Data supplied
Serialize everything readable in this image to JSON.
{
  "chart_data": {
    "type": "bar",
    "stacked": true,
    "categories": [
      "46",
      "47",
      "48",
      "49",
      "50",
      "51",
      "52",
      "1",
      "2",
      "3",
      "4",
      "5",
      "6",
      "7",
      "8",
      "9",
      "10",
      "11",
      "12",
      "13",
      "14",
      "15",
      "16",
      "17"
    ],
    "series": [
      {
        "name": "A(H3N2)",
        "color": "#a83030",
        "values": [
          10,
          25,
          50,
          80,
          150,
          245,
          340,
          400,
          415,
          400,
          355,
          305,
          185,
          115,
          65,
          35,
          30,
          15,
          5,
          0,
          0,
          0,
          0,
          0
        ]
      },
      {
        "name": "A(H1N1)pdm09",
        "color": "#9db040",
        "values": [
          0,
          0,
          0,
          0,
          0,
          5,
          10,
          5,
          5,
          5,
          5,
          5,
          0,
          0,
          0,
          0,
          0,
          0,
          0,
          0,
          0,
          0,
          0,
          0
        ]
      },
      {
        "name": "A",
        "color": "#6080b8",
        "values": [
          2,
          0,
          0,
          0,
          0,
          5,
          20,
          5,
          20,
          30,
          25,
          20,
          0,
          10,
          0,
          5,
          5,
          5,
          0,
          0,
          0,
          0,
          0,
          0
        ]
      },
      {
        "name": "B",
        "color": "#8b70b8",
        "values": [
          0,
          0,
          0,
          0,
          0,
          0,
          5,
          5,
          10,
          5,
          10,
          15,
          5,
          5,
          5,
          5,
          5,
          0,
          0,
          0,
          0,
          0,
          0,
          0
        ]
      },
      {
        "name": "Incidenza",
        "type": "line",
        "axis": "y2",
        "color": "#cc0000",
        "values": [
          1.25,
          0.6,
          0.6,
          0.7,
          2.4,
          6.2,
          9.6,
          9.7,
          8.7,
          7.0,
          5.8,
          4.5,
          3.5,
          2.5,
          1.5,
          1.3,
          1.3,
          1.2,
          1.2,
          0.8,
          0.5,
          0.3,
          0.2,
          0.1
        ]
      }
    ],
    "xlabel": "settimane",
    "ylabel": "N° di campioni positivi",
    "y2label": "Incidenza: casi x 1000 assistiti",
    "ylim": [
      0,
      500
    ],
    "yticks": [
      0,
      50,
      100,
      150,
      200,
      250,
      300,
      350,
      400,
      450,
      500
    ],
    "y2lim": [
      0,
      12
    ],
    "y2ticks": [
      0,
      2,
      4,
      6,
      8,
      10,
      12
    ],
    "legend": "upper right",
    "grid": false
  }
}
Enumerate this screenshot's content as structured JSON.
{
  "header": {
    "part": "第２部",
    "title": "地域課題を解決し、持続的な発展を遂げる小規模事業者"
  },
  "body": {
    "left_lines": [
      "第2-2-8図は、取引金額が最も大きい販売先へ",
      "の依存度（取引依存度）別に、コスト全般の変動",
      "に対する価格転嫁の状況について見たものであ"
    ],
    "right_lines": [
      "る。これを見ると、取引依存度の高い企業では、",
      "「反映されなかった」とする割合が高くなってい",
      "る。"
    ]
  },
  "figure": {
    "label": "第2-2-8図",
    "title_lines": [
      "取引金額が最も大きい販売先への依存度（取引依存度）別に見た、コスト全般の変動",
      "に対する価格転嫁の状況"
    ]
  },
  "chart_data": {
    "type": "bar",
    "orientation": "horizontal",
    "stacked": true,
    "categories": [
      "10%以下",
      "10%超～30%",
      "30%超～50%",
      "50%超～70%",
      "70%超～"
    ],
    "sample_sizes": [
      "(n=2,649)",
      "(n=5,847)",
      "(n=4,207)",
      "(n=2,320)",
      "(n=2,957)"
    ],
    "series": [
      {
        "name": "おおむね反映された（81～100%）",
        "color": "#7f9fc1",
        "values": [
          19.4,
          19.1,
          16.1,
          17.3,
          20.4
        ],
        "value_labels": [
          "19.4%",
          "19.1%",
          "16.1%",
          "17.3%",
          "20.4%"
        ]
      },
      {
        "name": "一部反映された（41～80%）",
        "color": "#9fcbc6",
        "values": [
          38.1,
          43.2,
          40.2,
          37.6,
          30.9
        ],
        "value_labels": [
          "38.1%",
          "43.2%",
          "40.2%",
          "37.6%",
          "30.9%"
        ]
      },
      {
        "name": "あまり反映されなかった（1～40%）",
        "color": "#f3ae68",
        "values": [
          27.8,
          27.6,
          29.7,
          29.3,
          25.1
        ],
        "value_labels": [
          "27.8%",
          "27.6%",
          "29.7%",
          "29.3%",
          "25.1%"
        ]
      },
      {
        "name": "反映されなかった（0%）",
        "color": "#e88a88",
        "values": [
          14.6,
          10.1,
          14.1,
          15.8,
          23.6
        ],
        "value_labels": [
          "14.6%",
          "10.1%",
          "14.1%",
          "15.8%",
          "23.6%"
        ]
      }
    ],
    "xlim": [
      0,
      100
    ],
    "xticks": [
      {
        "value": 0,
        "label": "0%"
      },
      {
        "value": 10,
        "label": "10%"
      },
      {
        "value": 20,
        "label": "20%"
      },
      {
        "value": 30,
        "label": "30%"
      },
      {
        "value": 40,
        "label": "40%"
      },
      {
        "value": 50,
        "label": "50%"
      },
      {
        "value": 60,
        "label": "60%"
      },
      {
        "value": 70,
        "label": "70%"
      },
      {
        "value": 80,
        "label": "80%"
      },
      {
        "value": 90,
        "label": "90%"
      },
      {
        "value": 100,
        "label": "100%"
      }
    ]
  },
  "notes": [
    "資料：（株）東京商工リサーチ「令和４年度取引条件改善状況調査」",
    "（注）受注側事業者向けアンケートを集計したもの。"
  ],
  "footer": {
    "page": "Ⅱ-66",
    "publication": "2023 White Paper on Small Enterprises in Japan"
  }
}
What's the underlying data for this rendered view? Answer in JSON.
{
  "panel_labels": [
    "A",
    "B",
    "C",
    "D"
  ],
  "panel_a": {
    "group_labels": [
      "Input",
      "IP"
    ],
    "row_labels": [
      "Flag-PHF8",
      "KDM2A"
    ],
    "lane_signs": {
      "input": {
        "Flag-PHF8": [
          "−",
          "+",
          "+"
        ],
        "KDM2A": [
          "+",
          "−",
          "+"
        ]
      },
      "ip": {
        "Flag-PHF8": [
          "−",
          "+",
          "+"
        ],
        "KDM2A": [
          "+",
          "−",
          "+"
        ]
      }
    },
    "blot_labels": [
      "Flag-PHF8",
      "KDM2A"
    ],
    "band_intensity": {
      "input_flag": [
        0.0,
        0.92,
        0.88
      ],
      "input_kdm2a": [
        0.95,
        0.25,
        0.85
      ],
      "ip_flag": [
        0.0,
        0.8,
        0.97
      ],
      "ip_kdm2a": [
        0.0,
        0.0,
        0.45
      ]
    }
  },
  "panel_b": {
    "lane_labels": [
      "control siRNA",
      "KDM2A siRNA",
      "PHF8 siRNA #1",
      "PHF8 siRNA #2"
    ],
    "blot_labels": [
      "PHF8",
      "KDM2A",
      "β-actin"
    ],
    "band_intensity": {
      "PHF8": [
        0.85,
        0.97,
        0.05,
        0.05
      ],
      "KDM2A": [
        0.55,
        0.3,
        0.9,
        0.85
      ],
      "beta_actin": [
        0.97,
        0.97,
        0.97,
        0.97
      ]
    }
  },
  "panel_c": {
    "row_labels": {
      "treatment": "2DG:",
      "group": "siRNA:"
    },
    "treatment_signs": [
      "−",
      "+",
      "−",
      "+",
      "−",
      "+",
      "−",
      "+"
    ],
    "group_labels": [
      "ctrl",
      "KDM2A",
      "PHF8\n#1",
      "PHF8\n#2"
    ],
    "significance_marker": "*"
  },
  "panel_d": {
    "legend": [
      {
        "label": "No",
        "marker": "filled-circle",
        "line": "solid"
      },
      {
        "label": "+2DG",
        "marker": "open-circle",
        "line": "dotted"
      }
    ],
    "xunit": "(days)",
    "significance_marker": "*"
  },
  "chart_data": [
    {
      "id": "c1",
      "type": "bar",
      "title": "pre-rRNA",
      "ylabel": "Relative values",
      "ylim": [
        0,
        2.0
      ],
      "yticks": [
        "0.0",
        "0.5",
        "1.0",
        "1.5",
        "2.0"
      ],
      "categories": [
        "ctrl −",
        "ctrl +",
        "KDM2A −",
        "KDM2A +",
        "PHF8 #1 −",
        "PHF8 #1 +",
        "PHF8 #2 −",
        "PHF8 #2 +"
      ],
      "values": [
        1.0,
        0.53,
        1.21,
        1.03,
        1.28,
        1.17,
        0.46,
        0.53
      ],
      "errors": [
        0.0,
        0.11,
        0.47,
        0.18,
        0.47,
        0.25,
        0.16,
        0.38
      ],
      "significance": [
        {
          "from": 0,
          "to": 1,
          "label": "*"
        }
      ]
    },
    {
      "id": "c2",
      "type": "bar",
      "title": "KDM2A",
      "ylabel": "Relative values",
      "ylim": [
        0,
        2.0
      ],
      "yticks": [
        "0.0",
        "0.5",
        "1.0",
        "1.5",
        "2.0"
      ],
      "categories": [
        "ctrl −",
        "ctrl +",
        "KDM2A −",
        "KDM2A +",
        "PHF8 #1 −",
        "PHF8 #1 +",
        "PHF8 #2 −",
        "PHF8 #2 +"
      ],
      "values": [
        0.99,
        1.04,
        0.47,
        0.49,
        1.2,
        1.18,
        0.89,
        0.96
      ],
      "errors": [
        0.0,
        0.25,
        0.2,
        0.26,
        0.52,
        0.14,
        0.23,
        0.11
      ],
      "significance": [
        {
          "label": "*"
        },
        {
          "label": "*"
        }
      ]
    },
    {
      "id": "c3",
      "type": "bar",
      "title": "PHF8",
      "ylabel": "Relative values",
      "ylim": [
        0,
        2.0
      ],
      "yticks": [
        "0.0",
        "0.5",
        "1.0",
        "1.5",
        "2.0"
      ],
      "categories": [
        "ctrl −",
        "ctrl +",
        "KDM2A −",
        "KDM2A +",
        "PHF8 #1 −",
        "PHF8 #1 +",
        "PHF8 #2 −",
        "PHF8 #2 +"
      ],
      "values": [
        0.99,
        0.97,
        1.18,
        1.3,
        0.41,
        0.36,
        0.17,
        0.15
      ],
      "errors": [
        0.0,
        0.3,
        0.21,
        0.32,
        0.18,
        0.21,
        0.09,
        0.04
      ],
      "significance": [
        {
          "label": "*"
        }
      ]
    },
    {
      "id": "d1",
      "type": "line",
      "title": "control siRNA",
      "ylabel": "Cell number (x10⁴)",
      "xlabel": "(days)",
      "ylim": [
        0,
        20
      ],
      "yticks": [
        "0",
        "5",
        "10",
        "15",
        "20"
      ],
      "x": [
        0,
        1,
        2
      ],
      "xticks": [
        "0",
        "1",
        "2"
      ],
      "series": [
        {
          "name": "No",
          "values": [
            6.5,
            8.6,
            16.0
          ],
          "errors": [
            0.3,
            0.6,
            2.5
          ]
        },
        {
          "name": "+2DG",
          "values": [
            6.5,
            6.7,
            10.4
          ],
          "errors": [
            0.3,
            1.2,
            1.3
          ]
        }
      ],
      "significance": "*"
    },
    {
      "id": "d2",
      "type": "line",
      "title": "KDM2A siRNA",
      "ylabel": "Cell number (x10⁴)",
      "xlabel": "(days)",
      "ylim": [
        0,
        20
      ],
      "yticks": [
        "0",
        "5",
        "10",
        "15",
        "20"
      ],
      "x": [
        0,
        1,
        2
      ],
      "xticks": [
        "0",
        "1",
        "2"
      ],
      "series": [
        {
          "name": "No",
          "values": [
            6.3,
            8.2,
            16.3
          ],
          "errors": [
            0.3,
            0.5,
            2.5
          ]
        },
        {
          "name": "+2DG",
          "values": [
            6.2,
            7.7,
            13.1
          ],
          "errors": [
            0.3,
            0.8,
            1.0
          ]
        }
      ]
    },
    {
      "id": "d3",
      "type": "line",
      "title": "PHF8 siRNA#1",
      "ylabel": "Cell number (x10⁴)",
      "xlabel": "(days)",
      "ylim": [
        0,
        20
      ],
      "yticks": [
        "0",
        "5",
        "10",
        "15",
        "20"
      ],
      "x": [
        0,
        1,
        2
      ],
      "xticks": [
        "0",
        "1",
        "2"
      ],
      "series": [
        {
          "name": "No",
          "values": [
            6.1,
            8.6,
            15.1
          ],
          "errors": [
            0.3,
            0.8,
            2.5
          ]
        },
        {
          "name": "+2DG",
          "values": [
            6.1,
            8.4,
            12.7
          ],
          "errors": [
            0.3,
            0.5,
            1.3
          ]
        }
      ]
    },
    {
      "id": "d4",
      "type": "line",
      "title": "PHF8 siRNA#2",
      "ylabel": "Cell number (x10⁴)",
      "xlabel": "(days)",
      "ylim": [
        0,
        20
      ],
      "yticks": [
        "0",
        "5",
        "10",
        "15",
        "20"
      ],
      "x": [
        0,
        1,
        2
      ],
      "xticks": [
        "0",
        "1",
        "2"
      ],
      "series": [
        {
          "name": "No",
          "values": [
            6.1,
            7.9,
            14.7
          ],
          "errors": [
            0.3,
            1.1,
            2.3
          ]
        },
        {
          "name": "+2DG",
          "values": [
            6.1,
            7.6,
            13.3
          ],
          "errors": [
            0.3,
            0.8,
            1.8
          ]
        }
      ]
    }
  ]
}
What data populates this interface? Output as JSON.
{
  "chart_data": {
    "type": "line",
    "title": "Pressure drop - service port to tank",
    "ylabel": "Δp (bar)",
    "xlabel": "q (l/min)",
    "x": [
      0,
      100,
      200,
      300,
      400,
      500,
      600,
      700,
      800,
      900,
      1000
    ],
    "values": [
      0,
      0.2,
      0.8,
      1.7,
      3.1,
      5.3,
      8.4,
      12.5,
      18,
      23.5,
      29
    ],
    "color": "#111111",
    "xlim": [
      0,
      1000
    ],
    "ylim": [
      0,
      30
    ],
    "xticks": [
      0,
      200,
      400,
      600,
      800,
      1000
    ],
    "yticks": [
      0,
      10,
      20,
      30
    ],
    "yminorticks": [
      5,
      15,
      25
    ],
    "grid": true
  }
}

Instructions for the task
Return every line of the preceding records in which the word "color" appears.

Expected answer
        "color": "#a83030",
        "color": "#9db040",
        "color": "#6080b8",
        "color": "#8b70b8",
        "color": "#cc0000",
        "color": "#7f9fc1",
        "color": "#9fcbc6",
        "color": "#f3ae68",
        "color": "#e88a88",
    "color": "#111111",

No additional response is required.